WORK TO COMPLETE: From the listing below, tally the lines that include "Alternative". Return only the total.

***** DATASET RECORDS

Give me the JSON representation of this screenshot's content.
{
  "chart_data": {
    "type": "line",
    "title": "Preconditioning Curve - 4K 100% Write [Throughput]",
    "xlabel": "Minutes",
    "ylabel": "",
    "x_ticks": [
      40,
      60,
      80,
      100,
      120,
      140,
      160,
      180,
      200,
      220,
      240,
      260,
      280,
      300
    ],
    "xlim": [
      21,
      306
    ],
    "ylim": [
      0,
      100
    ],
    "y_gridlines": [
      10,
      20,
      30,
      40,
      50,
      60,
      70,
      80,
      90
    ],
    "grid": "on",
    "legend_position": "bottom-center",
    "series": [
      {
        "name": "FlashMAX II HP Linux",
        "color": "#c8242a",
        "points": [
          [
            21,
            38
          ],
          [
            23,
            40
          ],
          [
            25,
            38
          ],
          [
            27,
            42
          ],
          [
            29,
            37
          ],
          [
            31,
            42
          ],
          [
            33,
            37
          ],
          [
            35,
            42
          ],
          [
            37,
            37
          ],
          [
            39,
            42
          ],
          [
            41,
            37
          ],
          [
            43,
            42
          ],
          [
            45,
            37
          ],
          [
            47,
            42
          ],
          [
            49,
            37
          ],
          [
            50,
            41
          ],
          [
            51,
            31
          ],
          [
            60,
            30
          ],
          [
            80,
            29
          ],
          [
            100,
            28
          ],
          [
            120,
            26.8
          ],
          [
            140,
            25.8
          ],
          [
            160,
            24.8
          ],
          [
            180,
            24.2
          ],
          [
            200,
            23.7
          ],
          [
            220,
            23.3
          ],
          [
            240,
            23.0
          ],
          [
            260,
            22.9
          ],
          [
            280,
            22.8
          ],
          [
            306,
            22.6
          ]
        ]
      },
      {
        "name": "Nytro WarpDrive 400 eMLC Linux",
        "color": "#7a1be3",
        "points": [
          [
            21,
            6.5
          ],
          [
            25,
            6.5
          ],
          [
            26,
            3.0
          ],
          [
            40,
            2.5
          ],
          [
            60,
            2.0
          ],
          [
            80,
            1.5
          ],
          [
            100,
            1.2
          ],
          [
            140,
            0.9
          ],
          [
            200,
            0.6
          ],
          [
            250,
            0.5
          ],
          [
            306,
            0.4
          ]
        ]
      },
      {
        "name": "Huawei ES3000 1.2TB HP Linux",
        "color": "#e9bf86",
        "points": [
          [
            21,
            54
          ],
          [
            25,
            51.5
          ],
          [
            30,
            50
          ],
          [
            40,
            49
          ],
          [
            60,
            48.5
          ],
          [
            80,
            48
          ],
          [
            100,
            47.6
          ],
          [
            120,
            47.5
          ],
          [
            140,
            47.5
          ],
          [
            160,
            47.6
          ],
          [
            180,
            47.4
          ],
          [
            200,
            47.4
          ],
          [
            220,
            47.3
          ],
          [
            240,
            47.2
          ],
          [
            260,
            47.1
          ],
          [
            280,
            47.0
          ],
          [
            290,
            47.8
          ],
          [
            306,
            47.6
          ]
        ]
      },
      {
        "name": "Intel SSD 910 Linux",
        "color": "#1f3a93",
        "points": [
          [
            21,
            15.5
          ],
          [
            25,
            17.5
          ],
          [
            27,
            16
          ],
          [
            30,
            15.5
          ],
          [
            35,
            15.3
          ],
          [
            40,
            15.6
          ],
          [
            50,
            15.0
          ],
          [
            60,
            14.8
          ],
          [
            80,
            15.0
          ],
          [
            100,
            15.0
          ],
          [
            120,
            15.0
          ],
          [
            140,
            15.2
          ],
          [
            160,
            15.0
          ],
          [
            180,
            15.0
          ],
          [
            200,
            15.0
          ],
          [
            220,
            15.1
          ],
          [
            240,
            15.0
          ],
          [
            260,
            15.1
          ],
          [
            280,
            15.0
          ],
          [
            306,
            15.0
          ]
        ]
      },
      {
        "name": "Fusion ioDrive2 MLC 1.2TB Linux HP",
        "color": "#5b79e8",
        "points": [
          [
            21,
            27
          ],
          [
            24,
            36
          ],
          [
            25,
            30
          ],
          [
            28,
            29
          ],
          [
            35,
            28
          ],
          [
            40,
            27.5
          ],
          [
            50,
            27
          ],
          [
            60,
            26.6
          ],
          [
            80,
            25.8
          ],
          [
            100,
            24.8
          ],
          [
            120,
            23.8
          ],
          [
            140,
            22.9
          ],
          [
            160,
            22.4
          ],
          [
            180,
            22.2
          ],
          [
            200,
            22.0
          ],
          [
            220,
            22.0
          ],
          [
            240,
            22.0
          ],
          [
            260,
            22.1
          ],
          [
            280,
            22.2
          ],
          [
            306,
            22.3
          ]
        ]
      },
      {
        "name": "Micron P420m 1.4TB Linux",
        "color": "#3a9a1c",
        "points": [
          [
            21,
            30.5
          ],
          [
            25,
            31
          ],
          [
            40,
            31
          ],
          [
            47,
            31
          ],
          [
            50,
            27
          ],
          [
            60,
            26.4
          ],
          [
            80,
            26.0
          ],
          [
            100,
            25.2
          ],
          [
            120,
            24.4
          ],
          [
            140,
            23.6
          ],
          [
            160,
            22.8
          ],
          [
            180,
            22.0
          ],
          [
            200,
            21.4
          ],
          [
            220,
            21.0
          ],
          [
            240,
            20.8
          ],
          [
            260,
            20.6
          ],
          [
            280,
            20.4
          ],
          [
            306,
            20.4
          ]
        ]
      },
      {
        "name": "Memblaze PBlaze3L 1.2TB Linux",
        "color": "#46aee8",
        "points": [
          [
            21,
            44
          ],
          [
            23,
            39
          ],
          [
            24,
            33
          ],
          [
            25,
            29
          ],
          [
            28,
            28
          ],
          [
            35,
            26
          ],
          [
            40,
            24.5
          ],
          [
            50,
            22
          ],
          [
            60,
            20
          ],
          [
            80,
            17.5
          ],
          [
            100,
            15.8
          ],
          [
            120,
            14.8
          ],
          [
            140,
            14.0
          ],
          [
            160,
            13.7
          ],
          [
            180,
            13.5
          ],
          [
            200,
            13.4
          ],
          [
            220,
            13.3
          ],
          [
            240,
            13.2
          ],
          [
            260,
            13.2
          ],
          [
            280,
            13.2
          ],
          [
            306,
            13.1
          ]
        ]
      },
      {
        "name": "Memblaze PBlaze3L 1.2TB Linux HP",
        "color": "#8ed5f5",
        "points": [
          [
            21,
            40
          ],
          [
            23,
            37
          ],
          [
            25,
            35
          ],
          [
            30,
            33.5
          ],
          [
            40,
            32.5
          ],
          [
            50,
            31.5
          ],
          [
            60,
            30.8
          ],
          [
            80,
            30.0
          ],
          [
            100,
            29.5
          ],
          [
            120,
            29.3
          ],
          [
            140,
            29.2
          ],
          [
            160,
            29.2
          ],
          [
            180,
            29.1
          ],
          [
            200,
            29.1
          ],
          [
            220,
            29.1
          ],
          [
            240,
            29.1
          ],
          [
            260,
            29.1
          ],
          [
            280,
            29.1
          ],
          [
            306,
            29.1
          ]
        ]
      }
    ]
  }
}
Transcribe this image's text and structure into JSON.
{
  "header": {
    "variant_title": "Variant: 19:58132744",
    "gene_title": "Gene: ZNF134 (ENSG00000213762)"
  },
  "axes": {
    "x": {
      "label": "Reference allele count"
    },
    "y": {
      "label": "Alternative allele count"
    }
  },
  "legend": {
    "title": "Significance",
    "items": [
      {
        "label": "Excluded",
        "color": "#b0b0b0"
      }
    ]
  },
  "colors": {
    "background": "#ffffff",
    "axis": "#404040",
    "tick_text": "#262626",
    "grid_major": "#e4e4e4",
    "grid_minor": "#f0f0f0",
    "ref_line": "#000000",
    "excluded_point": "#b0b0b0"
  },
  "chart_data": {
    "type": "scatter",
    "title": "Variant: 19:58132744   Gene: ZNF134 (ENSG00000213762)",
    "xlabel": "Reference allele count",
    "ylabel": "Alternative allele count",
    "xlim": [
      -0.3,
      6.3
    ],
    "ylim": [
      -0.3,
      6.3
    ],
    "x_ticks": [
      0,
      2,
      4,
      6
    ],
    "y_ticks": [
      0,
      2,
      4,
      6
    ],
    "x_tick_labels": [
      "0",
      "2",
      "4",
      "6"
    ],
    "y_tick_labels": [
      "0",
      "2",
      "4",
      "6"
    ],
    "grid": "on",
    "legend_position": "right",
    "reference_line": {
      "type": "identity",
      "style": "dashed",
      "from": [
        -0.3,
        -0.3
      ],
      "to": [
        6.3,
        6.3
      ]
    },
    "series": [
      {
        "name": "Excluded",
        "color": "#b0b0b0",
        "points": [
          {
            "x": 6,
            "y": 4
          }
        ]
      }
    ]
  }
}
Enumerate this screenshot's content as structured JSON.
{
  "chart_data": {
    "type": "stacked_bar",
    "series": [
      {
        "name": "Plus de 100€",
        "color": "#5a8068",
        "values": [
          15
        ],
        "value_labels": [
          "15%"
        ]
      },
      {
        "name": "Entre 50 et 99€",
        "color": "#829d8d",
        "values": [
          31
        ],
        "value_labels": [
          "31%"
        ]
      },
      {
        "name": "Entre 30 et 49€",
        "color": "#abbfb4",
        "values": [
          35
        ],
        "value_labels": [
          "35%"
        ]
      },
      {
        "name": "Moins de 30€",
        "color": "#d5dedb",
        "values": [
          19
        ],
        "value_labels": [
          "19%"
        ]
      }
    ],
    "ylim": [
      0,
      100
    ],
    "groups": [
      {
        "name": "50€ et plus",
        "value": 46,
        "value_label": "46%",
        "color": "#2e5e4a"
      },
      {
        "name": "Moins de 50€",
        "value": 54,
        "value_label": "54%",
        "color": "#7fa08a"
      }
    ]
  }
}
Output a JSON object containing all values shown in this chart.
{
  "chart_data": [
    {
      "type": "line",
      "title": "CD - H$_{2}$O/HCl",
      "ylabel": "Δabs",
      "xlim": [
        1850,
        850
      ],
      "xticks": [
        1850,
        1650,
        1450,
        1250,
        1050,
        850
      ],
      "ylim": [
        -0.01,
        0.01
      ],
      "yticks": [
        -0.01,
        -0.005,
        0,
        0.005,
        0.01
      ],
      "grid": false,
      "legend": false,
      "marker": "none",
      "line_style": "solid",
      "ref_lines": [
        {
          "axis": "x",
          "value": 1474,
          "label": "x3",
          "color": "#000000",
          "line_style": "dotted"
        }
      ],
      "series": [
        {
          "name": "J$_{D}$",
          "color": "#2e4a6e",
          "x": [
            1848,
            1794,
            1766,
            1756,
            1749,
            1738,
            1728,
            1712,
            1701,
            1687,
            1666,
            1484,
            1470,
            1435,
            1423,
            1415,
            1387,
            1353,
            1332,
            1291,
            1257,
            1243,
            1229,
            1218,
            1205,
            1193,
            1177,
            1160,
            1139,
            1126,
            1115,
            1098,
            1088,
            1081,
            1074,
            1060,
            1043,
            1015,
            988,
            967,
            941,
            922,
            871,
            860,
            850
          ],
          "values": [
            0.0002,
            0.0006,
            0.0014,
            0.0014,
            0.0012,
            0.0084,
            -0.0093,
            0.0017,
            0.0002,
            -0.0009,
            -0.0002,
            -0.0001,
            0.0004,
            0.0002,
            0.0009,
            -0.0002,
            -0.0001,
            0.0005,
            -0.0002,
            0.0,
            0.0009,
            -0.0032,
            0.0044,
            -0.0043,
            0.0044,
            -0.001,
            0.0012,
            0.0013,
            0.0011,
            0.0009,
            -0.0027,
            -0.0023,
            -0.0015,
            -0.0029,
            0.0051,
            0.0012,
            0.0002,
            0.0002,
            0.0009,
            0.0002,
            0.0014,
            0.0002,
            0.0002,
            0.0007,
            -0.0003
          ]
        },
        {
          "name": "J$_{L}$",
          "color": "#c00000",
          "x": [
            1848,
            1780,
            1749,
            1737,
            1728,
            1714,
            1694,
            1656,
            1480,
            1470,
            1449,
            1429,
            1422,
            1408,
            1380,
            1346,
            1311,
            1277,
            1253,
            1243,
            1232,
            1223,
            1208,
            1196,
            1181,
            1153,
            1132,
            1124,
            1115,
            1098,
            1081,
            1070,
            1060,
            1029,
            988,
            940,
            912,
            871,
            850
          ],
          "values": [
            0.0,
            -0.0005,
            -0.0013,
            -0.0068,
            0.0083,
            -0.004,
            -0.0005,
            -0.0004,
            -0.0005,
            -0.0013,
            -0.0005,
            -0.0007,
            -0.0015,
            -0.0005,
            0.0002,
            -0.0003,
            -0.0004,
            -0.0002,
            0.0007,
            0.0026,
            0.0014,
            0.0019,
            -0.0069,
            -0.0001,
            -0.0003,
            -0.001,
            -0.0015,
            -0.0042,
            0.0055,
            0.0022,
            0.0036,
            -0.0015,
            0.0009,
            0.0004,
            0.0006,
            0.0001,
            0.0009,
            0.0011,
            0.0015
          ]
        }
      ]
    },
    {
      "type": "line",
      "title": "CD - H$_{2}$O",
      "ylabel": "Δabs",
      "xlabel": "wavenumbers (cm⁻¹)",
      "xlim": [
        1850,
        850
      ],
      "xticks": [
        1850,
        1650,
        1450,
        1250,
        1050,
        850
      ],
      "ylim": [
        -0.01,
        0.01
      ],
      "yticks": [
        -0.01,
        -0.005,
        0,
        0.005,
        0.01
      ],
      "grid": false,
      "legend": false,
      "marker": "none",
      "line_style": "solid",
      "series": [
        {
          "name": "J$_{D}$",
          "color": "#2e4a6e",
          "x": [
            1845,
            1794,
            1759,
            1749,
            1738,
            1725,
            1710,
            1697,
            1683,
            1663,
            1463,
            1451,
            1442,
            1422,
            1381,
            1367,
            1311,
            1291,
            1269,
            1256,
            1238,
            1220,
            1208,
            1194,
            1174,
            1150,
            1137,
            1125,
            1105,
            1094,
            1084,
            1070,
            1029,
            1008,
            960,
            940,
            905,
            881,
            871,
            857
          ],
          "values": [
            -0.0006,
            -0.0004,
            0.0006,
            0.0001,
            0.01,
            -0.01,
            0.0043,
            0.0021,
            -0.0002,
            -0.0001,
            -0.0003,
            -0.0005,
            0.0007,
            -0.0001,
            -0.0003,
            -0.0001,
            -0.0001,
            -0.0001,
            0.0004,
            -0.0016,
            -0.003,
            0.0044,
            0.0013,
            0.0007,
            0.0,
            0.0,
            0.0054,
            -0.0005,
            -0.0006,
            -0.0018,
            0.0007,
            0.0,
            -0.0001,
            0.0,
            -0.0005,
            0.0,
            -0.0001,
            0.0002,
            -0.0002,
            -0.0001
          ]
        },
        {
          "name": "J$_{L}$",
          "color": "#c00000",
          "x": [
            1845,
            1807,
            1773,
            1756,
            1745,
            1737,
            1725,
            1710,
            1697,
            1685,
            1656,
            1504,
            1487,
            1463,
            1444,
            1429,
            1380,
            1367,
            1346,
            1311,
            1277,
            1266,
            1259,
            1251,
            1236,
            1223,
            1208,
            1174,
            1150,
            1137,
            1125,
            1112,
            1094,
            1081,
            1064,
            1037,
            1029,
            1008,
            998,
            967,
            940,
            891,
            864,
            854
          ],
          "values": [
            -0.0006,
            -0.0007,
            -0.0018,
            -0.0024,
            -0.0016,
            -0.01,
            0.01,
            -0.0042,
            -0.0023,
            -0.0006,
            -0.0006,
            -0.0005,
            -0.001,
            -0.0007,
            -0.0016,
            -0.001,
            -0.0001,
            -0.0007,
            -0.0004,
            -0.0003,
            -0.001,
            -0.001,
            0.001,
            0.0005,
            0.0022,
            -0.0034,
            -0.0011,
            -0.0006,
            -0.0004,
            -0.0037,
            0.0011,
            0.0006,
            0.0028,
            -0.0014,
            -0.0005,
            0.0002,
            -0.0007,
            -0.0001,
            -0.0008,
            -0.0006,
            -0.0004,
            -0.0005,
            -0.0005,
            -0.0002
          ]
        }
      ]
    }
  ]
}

**********

EXERCISE ANSWER: 2